THE REQUEST
Collect from the data below each line with "JSON".

SUPPLIED DATA

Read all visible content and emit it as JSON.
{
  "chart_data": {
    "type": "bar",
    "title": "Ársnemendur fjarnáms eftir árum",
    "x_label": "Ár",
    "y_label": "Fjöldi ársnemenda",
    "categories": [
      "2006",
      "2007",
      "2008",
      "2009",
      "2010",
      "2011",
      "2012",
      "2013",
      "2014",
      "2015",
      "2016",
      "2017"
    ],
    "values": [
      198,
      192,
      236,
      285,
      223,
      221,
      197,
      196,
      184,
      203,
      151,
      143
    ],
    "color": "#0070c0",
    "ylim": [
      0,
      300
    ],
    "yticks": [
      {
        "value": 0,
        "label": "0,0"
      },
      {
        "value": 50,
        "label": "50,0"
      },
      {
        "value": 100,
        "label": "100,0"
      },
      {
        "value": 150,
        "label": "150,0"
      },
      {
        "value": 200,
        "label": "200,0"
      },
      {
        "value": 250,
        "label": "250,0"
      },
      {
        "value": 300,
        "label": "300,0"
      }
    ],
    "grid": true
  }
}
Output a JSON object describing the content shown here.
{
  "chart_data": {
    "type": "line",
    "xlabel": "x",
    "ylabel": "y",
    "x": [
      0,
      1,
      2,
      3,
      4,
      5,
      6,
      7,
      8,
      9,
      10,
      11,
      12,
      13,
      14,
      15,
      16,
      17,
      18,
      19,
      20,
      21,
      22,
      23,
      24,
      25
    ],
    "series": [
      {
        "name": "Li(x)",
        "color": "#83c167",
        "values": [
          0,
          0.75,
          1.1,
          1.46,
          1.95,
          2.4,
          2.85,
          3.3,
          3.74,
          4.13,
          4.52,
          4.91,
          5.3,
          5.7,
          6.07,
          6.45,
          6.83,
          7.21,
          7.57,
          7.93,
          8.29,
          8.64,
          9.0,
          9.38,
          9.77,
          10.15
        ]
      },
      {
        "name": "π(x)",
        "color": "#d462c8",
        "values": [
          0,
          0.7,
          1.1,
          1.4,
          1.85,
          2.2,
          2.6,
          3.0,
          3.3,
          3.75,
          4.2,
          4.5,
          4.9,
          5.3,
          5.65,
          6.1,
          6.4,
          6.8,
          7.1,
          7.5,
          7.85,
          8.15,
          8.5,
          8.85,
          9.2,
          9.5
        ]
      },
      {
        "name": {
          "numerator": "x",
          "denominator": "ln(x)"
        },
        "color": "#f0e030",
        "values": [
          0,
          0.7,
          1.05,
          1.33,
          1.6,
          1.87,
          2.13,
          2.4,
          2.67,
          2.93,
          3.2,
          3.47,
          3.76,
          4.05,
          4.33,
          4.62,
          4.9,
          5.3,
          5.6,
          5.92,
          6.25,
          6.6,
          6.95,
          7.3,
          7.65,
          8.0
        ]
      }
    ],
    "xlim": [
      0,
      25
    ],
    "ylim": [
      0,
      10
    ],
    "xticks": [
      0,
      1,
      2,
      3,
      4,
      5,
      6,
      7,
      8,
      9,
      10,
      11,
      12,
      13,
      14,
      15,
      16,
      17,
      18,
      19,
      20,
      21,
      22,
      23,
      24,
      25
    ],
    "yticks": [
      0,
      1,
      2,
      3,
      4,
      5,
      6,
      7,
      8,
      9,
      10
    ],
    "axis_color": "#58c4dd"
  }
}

RESULT OF THIS TASK
Read all visible content and emit it as JSON.
Output a JSON object describing the content shown here.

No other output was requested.